■ WORK REQUIRED: All lines holding the string "similar" are to be shown.

::: SUPPLIED RECORDS

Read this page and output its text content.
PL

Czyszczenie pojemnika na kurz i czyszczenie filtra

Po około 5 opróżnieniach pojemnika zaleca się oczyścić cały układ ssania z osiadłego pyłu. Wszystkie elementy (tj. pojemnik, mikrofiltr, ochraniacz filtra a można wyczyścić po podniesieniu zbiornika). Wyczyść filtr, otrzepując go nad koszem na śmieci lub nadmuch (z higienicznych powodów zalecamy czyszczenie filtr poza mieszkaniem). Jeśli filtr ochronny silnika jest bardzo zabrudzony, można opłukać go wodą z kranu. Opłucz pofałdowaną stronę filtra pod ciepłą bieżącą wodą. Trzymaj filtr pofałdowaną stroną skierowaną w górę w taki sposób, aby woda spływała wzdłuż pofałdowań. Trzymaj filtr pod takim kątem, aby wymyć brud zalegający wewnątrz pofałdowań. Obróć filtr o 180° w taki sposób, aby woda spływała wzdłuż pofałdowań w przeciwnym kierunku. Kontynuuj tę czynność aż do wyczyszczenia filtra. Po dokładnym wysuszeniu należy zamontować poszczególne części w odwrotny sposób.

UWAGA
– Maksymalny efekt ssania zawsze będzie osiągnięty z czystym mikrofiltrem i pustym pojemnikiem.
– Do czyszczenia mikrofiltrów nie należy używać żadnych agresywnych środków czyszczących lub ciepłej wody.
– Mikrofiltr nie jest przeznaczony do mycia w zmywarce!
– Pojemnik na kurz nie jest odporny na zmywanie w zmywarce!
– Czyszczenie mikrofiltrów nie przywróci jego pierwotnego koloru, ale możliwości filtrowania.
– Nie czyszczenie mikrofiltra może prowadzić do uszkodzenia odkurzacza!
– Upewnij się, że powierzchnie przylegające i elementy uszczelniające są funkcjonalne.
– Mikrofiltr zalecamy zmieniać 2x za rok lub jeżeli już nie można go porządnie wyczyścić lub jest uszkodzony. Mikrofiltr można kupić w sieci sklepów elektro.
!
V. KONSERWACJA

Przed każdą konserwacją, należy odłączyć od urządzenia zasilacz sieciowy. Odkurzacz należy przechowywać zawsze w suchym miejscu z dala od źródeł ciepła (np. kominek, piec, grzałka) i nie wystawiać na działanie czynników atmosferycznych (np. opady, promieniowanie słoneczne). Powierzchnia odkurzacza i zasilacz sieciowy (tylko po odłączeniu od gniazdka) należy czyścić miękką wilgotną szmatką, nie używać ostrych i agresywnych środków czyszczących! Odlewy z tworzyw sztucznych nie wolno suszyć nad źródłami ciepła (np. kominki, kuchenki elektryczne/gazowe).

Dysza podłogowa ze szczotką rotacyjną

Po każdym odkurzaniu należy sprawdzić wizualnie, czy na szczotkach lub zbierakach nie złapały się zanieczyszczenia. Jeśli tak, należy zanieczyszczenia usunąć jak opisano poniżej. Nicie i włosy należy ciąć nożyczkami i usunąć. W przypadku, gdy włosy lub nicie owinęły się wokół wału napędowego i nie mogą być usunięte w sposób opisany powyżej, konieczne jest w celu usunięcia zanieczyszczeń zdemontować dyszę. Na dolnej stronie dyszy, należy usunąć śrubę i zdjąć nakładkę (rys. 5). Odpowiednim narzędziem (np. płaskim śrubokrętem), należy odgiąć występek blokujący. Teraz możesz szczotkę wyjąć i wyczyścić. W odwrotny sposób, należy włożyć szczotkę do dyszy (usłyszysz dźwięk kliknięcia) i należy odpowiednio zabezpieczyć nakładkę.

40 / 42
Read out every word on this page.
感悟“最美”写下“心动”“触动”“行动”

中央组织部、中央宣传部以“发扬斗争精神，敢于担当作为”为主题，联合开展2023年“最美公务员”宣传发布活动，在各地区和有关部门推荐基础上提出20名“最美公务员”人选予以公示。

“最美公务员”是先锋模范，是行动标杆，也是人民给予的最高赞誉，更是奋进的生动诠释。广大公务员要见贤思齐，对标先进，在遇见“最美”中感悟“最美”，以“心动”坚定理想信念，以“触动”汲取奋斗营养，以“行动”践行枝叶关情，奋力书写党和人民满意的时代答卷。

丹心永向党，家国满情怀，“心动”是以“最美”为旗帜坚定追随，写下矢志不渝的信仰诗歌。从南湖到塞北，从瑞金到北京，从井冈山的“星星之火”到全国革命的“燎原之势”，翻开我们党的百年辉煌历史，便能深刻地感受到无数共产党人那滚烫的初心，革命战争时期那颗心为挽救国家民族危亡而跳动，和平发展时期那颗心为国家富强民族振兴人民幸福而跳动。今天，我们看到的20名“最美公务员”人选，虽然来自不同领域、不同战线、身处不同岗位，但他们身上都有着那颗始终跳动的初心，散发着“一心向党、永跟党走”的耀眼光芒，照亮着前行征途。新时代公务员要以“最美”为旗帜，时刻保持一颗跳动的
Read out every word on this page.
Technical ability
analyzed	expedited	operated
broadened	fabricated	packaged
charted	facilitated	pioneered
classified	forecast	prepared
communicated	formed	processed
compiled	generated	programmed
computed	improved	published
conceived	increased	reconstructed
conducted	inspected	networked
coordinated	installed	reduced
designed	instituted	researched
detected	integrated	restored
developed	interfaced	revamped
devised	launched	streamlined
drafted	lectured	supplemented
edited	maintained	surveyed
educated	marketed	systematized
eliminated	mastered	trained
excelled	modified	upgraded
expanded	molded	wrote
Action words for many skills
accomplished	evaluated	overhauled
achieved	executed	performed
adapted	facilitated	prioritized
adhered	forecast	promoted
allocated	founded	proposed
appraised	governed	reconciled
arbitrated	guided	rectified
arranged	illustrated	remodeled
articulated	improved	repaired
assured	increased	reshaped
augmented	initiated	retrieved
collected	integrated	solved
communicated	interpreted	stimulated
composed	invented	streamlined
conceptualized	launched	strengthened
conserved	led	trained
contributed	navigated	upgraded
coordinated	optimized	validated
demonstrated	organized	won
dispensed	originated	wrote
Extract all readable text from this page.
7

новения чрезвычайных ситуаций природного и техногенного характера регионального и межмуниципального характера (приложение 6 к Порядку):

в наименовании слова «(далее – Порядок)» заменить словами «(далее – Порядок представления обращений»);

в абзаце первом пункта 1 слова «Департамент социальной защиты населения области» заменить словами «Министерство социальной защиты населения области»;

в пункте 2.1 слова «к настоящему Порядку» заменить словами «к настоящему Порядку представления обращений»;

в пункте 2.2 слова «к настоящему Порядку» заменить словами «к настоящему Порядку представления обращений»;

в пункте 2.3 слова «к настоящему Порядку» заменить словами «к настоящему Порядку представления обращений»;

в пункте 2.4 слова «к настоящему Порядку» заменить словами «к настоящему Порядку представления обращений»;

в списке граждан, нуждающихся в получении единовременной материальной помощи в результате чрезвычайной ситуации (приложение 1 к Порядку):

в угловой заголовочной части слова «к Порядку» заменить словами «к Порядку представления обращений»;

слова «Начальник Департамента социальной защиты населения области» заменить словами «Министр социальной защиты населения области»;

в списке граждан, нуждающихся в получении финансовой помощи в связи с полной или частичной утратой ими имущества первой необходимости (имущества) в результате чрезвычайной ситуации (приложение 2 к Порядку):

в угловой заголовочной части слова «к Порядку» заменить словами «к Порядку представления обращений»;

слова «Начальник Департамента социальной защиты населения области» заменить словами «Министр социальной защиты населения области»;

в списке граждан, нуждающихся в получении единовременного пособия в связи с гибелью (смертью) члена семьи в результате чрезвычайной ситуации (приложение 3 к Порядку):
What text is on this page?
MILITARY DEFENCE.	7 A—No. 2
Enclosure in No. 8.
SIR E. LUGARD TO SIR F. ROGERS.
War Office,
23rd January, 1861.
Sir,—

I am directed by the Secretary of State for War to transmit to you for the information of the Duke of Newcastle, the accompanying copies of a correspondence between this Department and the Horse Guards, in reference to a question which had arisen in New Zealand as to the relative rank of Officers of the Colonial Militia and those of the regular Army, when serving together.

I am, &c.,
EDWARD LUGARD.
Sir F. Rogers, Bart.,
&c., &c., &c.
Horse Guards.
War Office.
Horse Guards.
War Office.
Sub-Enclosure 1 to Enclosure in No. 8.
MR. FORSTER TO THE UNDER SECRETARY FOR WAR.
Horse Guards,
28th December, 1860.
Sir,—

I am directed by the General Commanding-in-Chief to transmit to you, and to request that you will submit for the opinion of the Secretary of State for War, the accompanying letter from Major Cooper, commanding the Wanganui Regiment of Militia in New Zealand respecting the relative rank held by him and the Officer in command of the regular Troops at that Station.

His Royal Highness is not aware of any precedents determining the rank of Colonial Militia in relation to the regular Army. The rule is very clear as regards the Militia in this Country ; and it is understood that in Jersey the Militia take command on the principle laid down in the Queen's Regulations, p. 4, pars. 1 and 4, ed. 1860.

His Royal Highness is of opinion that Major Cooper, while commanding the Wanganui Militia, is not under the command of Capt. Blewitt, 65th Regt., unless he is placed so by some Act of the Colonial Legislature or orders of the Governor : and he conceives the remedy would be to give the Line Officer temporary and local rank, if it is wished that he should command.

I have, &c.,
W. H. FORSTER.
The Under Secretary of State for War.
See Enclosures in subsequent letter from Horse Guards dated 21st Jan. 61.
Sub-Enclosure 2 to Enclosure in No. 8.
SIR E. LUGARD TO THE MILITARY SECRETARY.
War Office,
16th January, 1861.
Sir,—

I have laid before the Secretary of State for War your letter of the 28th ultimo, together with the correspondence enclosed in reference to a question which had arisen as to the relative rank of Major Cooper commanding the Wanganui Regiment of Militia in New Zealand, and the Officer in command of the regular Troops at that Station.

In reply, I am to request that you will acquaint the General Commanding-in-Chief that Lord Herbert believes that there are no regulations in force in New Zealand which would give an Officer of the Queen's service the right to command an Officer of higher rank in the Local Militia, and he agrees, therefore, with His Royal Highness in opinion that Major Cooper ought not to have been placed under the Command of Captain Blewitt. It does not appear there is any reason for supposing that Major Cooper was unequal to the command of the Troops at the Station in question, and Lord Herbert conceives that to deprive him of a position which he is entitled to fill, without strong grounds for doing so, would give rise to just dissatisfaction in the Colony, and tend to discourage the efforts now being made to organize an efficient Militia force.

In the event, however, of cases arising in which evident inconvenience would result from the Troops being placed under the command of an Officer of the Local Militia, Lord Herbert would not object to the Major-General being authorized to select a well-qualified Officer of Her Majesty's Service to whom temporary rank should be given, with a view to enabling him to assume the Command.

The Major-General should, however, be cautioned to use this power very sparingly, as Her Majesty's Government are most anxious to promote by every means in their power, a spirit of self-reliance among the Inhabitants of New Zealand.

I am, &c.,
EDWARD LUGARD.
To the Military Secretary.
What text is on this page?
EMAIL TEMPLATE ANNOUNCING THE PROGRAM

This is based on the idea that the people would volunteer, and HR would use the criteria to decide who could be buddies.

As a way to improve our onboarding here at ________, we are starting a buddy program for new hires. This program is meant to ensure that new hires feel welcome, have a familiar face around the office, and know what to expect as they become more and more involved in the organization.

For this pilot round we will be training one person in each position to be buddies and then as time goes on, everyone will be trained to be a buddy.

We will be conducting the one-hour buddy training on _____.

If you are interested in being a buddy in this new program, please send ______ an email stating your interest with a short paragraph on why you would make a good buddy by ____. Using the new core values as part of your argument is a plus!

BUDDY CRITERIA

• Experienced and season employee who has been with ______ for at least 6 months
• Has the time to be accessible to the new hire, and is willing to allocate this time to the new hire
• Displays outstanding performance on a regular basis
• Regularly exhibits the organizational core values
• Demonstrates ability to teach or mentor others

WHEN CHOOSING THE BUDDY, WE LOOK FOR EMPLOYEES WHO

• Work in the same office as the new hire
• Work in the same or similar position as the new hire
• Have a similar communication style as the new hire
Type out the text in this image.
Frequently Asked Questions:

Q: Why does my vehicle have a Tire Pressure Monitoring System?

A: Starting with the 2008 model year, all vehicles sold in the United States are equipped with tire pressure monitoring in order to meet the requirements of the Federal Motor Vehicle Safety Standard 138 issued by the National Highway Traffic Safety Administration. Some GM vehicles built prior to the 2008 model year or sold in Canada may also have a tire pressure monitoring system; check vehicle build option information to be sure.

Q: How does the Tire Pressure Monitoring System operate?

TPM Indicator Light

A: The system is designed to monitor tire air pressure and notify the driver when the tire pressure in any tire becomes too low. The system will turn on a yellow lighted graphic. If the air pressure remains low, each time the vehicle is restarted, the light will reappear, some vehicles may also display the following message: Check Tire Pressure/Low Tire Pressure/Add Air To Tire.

::::::

■ TASK RESULT:
• Work in the same or similar position as the new hire
• Have a similar communication style as the new hire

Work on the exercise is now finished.